The London-headquartered bank has examined if it can ask shareholders to participate exclusively by virtual means, according to two people familiar with the matter, as it moves towards “digital-first” gatherings of investors.
HSBC is set to host its annual meeting of shareholders at the InterContinental London Hotel early next week, which will be supplemented by the online Lumi platform.
A shift to virtual-only attendance would help the bank cut costs such as leasing out large venues, providing refreshments and hiring security personnel, one of the people said. It would also limit disruptions from protesters, said another person briefed on the matter.
“This may be the last year [HSBC] has an in-person option,” the second person said. “There’s always been this hope you can go virtual because of the protests.”
HSBC said its board had “not considered any proposal to move to a virtual AGM”.
“This year’s meeting, as in prior years, will be a hybrid meeting giving all shareholders the option of attending in person,” the bank added, in response to questions from the Financial Times.
Shareholder meetings were historically big events and are still viewed by hundreds of individual shareholders as their opportunity to engage with senior management and hold them to account. However, companies have increasingly sought to scale back the meetings and have asked for questions to be submitted in advance.
HSBC has in recent years dealt with significant disruptions to its AGM, predominantly from the environmental group Extinction Rebellion.
Climate protesters interrupted chair Mark Tucker’s speech in 2022 and sang a version of Abba’s hit song with lyrics adapted to “money, money, money, it’s so scummy in HSBC’s world”. The bank was again targeted by activists at its 2023 meeting, despite moving the venue from London to Birmingham.
The bank has been on a cost-cutting drive since Georges Elhedery took the helm in September and has promised investors $1.5bn of annual cost savings. Elhedery has overseen the merger of HSBC’s commercial banking and global banking and markets units as well as the wind-down of its investment banking operations in the UK, Europe and America.

_Dataset excerpts:_

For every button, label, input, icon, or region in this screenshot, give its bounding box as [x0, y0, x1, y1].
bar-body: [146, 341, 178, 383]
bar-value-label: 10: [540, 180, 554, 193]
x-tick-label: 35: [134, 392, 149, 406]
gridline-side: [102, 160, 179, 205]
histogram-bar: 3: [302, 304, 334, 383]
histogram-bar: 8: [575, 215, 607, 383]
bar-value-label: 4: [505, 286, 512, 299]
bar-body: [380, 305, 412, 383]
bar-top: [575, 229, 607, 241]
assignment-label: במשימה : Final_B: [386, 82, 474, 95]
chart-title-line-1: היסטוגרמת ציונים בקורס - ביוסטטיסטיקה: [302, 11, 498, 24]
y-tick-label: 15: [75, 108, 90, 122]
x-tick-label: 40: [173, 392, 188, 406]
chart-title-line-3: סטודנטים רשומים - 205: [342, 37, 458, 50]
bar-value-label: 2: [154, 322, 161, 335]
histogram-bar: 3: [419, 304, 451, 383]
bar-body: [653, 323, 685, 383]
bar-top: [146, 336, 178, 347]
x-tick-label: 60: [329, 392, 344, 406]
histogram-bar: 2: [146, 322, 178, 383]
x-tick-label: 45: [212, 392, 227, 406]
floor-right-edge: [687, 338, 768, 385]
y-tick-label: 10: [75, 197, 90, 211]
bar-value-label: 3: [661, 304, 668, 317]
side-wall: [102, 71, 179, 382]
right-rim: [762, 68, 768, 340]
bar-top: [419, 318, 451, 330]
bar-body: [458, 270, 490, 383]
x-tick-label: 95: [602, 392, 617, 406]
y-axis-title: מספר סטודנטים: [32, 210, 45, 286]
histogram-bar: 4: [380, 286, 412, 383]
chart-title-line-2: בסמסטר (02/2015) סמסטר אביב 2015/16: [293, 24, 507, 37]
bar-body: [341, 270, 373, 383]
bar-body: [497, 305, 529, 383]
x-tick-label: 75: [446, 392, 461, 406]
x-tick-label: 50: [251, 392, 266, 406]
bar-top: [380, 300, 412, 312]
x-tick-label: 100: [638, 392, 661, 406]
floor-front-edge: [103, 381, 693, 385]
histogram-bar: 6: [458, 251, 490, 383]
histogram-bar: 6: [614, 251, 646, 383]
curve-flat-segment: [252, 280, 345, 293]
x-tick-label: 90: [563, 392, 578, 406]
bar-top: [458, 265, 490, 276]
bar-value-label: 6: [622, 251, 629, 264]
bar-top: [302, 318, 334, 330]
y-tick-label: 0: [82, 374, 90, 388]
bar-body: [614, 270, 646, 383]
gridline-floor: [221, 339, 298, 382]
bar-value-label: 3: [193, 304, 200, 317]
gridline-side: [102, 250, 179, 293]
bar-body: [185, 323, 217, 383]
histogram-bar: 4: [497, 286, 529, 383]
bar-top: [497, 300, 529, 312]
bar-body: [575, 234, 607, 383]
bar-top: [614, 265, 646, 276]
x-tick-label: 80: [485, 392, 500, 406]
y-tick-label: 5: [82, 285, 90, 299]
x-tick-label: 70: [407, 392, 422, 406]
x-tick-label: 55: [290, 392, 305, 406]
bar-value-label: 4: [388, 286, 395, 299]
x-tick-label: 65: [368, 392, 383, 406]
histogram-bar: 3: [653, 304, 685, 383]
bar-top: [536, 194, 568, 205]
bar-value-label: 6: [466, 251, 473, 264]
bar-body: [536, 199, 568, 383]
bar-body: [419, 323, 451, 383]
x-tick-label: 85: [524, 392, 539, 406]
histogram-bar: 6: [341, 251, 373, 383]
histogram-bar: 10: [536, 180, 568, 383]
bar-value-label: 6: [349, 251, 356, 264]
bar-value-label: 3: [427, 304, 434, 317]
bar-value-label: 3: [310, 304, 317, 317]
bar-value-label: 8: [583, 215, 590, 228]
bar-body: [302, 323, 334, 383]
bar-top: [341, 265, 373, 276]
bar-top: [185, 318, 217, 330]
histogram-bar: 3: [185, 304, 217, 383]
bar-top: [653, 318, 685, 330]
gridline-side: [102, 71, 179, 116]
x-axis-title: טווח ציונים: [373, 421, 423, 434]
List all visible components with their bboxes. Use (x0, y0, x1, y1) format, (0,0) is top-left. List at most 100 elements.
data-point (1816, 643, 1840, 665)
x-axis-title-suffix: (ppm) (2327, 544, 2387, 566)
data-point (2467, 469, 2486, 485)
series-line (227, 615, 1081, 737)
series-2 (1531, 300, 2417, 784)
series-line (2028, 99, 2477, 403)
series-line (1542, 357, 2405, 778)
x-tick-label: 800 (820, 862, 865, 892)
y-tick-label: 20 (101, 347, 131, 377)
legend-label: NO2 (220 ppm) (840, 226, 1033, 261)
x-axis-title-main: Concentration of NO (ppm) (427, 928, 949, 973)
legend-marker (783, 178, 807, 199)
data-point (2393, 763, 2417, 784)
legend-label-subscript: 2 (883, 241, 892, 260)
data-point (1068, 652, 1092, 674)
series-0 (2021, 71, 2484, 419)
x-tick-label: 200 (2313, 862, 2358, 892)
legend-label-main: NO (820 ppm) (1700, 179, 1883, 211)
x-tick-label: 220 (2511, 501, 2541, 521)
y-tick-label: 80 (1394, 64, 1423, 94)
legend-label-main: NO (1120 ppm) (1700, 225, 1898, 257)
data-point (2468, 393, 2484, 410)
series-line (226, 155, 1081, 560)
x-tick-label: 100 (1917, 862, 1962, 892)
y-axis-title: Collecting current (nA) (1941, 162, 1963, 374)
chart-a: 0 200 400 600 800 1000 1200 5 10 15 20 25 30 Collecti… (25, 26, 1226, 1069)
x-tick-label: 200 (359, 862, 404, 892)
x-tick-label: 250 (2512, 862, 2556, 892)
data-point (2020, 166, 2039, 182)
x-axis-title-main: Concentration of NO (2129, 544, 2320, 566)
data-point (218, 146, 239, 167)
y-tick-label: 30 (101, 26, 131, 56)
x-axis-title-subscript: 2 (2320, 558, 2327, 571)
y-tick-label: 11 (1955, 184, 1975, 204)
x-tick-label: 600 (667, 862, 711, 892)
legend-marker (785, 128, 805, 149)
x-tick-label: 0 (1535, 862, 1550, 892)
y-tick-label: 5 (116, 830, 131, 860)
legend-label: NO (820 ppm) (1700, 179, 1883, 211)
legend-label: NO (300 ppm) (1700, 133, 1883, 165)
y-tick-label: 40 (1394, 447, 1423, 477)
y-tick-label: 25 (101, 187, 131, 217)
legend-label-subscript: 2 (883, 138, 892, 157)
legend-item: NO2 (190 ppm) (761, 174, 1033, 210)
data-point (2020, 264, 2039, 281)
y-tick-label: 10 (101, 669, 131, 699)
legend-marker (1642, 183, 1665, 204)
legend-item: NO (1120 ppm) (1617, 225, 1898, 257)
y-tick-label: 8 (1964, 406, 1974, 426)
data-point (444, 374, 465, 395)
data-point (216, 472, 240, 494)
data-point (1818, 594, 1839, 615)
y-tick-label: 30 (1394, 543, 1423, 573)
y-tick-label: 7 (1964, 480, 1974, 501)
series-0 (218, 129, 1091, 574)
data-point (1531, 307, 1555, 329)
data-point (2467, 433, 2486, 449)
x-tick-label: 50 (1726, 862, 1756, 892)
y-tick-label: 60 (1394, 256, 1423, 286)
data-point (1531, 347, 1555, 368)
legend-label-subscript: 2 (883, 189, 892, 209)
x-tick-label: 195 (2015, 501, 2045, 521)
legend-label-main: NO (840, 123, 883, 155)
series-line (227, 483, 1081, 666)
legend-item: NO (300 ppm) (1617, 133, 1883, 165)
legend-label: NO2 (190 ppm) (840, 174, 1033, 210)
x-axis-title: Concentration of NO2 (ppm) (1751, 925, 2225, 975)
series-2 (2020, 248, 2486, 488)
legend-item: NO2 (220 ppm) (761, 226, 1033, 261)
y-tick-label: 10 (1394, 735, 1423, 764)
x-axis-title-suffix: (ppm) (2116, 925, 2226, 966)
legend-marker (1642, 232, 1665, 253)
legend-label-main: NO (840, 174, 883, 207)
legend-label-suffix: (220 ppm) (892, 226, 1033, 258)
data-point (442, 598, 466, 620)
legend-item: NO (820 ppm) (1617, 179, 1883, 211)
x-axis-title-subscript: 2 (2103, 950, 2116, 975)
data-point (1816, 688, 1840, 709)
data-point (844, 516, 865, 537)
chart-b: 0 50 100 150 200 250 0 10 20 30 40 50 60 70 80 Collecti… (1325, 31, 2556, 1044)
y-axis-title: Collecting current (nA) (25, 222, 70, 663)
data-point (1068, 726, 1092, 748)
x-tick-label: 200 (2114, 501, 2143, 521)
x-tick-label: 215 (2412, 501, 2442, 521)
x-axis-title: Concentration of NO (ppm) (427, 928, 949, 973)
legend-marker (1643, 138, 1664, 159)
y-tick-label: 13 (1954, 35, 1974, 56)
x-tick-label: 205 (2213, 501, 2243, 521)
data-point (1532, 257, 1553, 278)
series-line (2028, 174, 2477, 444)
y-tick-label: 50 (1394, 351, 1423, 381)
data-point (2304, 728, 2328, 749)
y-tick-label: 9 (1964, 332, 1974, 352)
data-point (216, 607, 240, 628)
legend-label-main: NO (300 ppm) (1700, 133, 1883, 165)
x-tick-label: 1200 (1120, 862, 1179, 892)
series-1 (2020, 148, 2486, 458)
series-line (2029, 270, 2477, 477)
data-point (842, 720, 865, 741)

_Things to do:_
- a) Answer these questions from the article on HSBC's shareholder meeting.
(i) At which hotel is HSBC set to hold its annual meeting of shareholders early next week?
(ii) Which environmental group has caused most of the recent disruptions to the bank's AGM?
(iii) How much in annual cost savings has HSBC promised investors?
- b) Render this sentence from the HSBC article in Spanish: "HSBC said its board had “not considered any proposal to move to a virtual AGM”."
- c) Extend the article on HSBC's shareholder meeting with a few more paragraphs, starting after its final sentence.

_Expected responses:_
- a)
(i) The InterContinental London Hotel.
(ii) Extinction Rebellion.
(iii) $1.5bn.

- b) HSBC afirmó que su consejo de administración «no había considerado ninguna propuesta para pasar a una junta general anual virtual».

- c)
A move to remote attendance would align HSBC with its Spanish peer Santander, which held its first fully remote AGM earlier this month.
Many UK companies have taken a hybrid approach to AGMs since the Covid-19 pandemic disrupted annual investor meetings. But most have stopped short of fully remote gatherings for fear they could fall foul of UK company law.
A move to virtual AGMs would have a “low risk of an adverse outcome”, one corporate lawyer told the FT, with shareholders unlikely to legally challenge it. “There’s a safety in numbers if more companies are doing it,” they said.
Some companies have actively discouraged shareholders from turning up at meetings.
AstraZeneca has moved to a “digitally enabled AGM” and told shareholders that management and board members would be taking part electronically. The pharma group does not bar investors from attending in person, but shareholders who do so “will be invited to connect online to the meeting”, according to its latest notice of meeting.
Haleon, the listed British healthcare group that spun out of GSK, in 2023 told investors not to travel to the venue on the day of the meeting as board members would not be available to interact with them in person.
In 2024, Haleon told investors the meeting would be virtual and broadcast from its London offices.